• Do this
Copy the data word for word, starting at its first line and stopping after the line that contains "eye-icon[interactable] bbox=[1697, 338, 1729, 370]".

[Coordinate annotation records]
========================================

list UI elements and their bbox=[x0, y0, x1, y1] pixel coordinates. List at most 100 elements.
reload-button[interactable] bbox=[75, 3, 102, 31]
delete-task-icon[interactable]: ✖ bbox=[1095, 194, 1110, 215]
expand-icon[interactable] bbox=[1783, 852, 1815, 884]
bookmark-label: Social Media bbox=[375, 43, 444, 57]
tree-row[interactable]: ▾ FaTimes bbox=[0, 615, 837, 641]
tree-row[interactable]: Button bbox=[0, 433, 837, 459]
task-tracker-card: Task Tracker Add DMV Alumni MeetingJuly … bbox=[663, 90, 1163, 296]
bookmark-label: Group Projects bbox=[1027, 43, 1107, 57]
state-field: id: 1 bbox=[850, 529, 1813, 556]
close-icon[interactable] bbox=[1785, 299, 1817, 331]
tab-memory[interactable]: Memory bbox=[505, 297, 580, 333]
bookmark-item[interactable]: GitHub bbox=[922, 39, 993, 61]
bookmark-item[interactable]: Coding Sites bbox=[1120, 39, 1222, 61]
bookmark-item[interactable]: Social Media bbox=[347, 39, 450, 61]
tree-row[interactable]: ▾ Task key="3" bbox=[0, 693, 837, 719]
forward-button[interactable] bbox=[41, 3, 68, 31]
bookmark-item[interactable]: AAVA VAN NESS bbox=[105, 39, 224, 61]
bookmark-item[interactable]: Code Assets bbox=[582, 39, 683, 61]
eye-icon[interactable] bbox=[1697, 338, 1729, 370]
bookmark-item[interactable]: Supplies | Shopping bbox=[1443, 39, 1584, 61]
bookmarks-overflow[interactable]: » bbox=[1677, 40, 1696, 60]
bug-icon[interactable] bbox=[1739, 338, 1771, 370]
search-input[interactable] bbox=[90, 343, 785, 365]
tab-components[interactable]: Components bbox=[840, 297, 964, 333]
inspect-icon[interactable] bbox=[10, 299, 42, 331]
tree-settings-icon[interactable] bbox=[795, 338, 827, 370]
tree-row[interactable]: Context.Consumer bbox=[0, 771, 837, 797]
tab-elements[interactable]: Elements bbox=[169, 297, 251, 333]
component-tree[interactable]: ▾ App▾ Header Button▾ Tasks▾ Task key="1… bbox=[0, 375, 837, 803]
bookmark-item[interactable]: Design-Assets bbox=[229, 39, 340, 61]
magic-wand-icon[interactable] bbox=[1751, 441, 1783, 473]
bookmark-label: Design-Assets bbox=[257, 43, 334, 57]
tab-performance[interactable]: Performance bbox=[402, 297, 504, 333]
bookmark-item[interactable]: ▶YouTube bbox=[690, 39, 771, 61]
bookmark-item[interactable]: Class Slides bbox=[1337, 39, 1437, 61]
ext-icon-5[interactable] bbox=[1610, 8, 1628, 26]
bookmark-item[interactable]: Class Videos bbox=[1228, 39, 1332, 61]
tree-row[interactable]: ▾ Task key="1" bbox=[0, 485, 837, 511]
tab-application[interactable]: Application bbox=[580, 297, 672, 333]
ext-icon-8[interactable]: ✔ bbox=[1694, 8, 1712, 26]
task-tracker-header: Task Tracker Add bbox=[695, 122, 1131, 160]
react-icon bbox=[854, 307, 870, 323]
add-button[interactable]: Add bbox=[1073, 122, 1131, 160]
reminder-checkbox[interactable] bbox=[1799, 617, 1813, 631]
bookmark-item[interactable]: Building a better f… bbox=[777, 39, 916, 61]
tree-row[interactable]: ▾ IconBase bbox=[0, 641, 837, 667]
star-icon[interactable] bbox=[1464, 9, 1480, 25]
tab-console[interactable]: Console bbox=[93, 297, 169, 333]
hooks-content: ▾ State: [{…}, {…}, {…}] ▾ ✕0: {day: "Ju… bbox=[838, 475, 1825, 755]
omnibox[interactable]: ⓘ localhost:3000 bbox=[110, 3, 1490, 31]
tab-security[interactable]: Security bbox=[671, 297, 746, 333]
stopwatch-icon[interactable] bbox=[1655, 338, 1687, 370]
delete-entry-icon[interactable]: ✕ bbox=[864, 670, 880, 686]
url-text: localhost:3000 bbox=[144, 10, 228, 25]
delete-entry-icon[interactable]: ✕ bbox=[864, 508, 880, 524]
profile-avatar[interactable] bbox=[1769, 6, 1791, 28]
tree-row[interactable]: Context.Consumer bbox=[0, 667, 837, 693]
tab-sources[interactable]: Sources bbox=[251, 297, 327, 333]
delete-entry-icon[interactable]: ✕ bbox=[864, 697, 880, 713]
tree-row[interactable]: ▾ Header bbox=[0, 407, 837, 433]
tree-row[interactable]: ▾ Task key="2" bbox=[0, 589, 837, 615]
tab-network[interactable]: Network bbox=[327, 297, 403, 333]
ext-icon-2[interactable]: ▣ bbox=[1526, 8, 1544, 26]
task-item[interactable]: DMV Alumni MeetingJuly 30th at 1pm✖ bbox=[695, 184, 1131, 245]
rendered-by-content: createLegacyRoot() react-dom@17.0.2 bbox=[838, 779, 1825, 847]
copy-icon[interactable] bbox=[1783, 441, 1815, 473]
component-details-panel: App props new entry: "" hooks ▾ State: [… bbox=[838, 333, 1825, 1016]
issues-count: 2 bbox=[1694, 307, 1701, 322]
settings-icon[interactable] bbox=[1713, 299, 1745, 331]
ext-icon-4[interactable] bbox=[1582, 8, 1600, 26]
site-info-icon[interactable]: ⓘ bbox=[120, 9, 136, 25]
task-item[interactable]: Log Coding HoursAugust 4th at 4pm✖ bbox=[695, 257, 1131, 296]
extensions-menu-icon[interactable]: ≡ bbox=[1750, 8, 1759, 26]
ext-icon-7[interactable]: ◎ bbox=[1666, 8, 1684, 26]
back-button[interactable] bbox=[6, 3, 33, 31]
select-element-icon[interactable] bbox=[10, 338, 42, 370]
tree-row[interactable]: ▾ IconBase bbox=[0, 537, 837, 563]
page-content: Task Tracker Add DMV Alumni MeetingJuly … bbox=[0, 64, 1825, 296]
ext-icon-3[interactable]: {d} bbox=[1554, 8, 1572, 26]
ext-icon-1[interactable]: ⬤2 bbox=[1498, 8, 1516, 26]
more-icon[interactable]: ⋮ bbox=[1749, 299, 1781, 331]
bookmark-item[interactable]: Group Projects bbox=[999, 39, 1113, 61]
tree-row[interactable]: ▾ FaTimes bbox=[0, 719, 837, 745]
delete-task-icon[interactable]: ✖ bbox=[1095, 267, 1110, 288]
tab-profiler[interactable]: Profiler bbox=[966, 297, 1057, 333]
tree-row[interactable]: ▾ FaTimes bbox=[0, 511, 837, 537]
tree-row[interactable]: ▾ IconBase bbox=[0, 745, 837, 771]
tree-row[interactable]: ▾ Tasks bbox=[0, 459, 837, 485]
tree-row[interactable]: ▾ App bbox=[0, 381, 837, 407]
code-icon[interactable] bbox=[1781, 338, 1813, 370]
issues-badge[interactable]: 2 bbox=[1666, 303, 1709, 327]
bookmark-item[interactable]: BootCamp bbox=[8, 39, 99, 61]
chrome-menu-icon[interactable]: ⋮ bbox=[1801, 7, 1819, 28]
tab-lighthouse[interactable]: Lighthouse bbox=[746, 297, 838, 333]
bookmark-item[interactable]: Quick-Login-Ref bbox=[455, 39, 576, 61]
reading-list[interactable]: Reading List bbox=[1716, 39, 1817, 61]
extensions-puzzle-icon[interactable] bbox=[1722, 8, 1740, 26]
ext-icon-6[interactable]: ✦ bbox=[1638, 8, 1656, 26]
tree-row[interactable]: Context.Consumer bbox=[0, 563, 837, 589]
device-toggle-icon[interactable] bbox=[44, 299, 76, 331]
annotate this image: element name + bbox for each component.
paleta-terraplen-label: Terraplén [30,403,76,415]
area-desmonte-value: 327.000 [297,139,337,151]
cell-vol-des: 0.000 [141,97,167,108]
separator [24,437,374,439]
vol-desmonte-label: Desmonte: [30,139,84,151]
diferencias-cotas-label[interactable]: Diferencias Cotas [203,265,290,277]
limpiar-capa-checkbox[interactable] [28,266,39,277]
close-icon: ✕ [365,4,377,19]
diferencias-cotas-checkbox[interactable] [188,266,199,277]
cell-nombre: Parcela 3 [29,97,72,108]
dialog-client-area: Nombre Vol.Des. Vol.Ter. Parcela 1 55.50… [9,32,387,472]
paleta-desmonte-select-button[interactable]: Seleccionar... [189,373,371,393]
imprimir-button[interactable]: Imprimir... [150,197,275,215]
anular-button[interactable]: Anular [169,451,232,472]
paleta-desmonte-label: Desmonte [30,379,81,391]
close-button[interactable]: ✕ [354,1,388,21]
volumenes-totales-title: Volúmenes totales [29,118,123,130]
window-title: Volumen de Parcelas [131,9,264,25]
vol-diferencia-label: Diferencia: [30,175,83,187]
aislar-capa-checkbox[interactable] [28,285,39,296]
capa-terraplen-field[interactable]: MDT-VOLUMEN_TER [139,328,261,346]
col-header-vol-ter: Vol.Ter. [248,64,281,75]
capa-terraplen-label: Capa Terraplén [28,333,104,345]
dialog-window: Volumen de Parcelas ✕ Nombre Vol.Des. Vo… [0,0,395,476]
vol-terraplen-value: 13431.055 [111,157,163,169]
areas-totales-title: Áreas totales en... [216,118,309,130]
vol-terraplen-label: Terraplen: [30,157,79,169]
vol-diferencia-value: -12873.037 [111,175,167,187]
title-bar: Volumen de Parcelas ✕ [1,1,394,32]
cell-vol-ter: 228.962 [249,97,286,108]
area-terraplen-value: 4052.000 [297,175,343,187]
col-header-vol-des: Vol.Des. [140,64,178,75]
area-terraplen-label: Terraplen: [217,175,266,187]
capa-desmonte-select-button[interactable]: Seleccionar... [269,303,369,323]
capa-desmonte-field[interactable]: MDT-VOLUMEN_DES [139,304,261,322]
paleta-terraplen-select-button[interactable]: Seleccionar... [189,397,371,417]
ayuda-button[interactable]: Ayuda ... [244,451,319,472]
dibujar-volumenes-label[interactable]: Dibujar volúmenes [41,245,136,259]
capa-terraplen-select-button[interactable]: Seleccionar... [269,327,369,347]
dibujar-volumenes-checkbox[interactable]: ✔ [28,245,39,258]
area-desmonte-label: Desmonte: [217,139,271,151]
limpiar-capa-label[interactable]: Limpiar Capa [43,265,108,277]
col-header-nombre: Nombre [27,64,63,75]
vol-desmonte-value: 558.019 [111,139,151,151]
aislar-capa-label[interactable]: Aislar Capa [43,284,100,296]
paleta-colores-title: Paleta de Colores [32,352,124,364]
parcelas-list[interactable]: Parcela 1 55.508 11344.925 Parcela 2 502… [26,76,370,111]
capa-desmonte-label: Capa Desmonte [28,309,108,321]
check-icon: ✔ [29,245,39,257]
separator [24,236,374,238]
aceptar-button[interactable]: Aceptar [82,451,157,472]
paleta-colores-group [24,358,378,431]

========================================

• Response for this exercise
list UI elements and their bbox=[x0, y0, x1, y1] pixel coordinates. List at most 100 elements.
reload-button[interactable] bbox=[75, 3, 102, 31]
delete-task-icon[interactable]: ✖ bbox=[1095, 194, 1110, 215]
expand-icon[interactable] bbox=[1783, 852, 1815, 884]
bookmark-label: Social Media bbox=[375, 43, 444, 57]
tree-row[interactable]: ▾ FaTimes bbox=[0, 615, 837, 641]
tree-row[interactable]: Button bbox=[0, 433, 837, 459]
task-tracker-card: Task Tracker Add DMV Alumni MeetingJuly … bbox=[663, 90, 1163, 296]
bookmark-label: Group Projects bbox=[1027, 43, 1107, 57]
state-field: id: 1 bbox=[850, 529, 1813, 556]
close-icon[interactable] bbox=[1785, 299, 1817, 331]
tab-memory[interactable]: Memory bbox=[505, 297, 580, 333]
bookmark-item[interactable]: GitHub bbox=[922, 39, 993, 61]
bookmark-item[interactable]: Coding Sites bbox=[1120, 39, 1222, 61]
bookmark-item[interactable]: Social Media bbox=[347, 39, 450, 61]
tree-row[interactable]: ▾ Task key="3" bbox=[0, 693, 837, 719]
forward-button[interactable] bbox=[41, 3, 68, 31]
bookmark-item[interactable]: AAVA VAN NESS bbox=[105, 39, 224, 61]
bookmark-item[interactable]: Code Assets bbox=[582, 39, 683, 61]
eye-icon[interactable] bbox=[1697, 338, 1729, 370]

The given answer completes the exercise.